* **REQUIREMENTS**
Each line below is to be written out in full, exactly as shown.

— start —

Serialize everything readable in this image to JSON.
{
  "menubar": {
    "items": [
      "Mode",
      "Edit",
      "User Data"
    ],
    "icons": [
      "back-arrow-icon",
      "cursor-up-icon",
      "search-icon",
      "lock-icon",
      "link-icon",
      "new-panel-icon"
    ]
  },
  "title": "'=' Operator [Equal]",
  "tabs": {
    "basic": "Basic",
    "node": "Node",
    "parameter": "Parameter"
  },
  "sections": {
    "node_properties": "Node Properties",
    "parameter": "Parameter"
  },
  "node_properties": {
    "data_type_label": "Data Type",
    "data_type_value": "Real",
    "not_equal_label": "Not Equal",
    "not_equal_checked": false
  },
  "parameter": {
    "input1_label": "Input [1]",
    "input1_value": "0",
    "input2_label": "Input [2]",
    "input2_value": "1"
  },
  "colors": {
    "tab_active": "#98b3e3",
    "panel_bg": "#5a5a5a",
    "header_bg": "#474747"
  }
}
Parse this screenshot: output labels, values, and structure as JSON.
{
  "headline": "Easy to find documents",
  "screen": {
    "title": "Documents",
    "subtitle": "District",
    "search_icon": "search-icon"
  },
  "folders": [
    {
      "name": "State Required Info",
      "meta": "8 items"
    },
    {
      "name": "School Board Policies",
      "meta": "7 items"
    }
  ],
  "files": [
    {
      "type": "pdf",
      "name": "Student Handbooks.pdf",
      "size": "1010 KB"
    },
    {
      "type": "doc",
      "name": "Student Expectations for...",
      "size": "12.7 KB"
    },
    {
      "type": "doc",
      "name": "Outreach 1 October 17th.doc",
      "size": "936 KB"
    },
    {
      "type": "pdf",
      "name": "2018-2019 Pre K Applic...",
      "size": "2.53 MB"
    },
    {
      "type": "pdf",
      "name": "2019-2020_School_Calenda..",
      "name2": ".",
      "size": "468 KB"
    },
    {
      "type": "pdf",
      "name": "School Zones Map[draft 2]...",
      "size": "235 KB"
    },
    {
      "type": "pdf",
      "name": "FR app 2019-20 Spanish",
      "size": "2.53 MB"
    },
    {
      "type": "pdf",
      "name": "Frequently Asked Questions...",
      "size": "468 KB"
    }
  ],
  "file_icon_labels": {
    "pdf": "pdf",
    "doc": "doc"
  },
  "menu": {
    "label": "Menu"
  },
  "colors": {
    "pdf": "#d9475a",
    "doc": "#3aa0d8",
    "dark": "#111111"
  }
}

— end —

* **OUTPUT**
Serialize everything readable in this image to JSON.
{
  "menubar": {
    "items": [
      "Mode",
      "Edit",
      "User Data"
    ],
    "icons": [
      "back-arrow-icon",
      "cursor-up-icon",
      "search-icon",
      "lock-icon",
      "link-icon",
      "new-panel-icon"
    ]
  },
  "title": "'=' Operator [Equal]",
  "tabs": {
    "basic": "Basic",
    "node": "Node",
    "parameter": "Parameter"
  },
  "sections": {
    "node_properties": "Node Properties",
    "parameter": "Parameter"
  },
  "node_properties": {
    "data_type_label": "Data Type",
    "data_type_value": "Real",
    "not_equal_label": "Not Equal",
    "not_equal_checked": false
  },
  "parameter": {
    "input1_label": "Input [1]",
    "input1_value": "0",
    "input2_label": "Input [2]",
    "input2_value": "1"
  },
  "colors": {
    "tab_active": "#98b3e3",
    "panel_bg": "#5a5a5a",
    "header_bg": "#474747"
  }
}
Parse this screenshot: output labels, values, and structure as JSON.
{
  "headline": "Easy to find documents",
  "screen": {
    "title": "Documents",
    "subtitle": "District",
    "search_icon": "search-icon"
  },
  "folders": [
    {
      "name": "State Required Info",
      "meta": "8 items"
    },
    {
      "name": "School Board Policies",
      "meta": "7 items"
    }
  ],
  "files": [
    {
      "type": "pdf",
      "name": "Student Handbooks.pdf",
      "size": "1010 KB"
    },
    {
      "type": "doc",
      "name": "Student Expectations for...",
      "size": "12.7 KB"
    },
    {
      "type": "doc",
      "name": "Outreach 1 October 17th.doc",
      "size": "936 KB"
    },
    {
      "type": "pdf",
      "name": "2018-2019 Pre K Applic...",
      "size": "2.53 MB"
    },
    {
      "type": "pdf",
      "name": "2019-2020_School_Calenda..",
      "name2": ".",
      "size": "468 KB"
    },
    {
      "type": "pdf",
      "name": "School Zones Map[draft 2]...",
      "size": "235 KB"
    },
    {
      "type": "pdf",
      "name": "FR app 2019-20 Spanish",
      "size": "2.53 MB"
    },
    {
      "type": "pdf",
      "name": "Frequently Asked Questions...",
      "size": "468 KB"
    }
  ],
  "file_icon_labels": {
    "pdf": "pdf",
    "doc": "doc"
  },
  "menu": {
    "label": "Menu"
  },
  "colors": {
    "pdf": "#d9475a",
    "doc": "#3aa0d8",
    "dark": "#111111"
  }
}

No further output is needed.